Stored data
──────────────────────────────

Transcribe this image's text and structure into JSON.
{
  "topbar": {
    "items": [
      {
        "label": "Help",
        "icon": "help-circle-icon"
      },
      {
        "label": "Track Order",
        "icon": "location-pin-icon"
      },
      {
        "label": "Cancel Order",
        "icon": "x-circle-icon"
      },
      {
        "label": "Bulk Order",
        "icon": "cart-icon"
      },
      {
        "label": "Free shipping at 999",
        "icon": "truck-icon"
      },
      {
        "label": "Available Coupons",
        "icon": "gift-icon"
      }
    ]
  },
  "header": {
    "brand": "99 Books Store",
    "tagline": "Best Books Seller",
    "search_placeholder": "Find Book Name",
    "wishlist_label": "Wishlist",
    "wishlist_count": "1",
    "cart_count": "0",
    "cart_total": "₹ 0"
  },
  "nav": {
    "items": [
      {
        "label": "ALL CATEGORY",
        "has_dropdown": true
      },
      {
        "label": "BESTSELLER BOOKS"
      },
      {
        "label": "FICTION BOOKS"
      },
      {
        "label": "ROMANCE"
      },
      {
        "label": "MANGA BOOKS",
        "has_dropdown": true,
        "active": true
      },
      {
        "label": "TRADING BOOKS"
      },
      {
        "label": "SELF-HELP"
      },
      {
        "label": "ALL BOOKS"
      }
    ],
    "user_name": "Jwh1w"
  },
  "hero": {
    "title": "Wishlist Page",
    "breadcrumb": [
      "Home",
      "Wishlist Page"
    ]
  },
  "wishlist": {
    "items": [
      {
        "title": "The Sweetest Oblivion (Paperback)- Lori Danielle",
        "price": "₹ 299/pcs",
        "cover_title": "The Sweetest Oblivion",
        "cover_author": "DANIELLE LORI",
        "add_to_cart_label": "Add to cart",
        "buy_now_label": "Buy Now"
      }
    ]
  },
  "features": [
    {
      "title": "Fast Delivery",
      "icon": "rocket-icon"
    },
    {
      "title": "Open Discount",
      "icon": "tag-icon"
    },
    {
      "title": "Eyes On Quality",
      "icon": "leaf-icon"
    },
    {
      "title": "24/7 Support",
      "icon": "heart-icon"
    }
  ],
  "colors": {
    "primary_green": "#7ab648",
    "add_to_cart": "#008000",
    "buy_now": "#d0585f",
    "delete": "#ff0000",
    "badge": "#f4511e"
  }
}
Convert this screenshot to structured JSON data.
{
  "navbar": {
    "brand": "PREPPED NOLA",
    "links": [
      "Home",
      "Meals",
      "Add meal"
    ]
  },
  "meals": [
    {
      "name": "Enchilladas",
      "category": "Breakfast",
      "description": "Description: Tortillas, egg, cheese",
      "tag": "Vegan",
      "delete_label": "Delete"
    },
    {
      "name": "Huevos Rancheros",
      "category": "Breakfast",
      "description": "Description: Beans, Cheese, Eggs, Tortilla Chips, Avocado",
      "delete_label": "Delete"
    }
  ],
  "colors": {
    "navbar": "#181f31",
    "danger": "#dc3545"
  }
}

──────────────────────────────

Stated task: Take the records above and return them exactly as written.

Answer to this task:
Transcribe this image's text and structure into JSON.
{
  "topbar": {
    "items": [
      {
        "label": "Help",
        "icon": "help-circle-icon"
      },
      {
        "label": "Track Order",
        "icon": "location-pin-icon"
      },
      {
        "label": "Cancel Order",
        "icon": "x-circle-icon"
      },
      {
        "label": "Bulk Order",
        "icon": "cart-icon"
      },
      {
        "label": "Free shipping at 999",
        "icon": "truck-icon"
      },
      {
        "label": "Available Coupons",
        "icon": "gift-icon"
      }
    ]
  },
  "header": {
    "brand": "99 Books Store",
    "tagline": "Best Books Seller",
    "search_placeholder": "Find Book Name",
    "wishlist_label": "Wishlist",
    "wishlist_count": "1",
    "cart_count": "0",
    "cart_total": "₹ 0"
  },
  "nav": {
    "items": [
      {
        "label": "ALL CATEGORY",
        "has_dropdown": true
      },
      {
        "label": "BESTSELLER BOOKS"
      },
      {
        "label": "FICTION BOOKS"
      },
      {
        "label": "ROMANCE"
      },
      {
        "label": "MANGA BOOKS",
        "has_dropdown": true,
        "active": true
      },
      {
        "label": "TRADING BOOKS"
      },
      {
        "label": "SELF-HELP"
      },
      {
        "label": "ALL BOOKS"
      }
    ],
    "user_name": "Jwh1w"
  },
  "hero": {
    "title": "Wishlist Page",
    "breadcrumb": [
      "Home",
      "Wishlist Page"
    ]
  },
  "wishlist": {
    "items": [
      {
        "title": "The Sweetest Oblivion (Paperback)- Lori Danielle",
        "price": "₹ 299/pcs",
        "cover_title": "The Sweetest Oblivion",
        "cover_author": "DANIELLE LORI",
        "add_to_cart_label": "Add to cart",
        "buy_now_label": "Buy Now"
      }
    ]
  },
  "features": [
    {
      "title": "Fast Delivery",
      "icon": "rocket-icon"
    },
    {
      "title": "Open Discount",
      "icon": "tag-icon"
    },
    {
      "title": "Eyes On Quality",
      "icon": "leaf-icon"
    },
    {
      "title": "24/7 Support",
      "icon": "heart-icon"
    }
  ],
  "colors": {
    "primary_green": "#7ab648",
    "add_to_cart": "#008000",
    "buy_now": "#d0585f",
    "delete": "#ff0000",
    "badge": "#f4511e"
  }
}
Convert this screenshot to structured JSON data.
{
  "navbar": {
    "brand": "PREPPED NOLA",
    "links": [
      "Home",
      "Meals",
      "Add meal"
    ]
  },
  "meals": [
    {
      "name": "Enchilladas",
      "category": "Breakfast",
      "description": "Description: Tortillas, egg, cheese",
      "tag": "Vegan",
      "delete_label": "Delete"
    },
    {
      "name": "Huevos Rancheros",
      "category": "Breakfast",
      "description": "Description: Beans, Cheese, Eggs, Tortilla Chips, Avocado",
      "delete_label": "Delete"
    }
  ],
  "colors": {
    "navbar": "#181f31",
    "danger": "#dc3545"
  }
}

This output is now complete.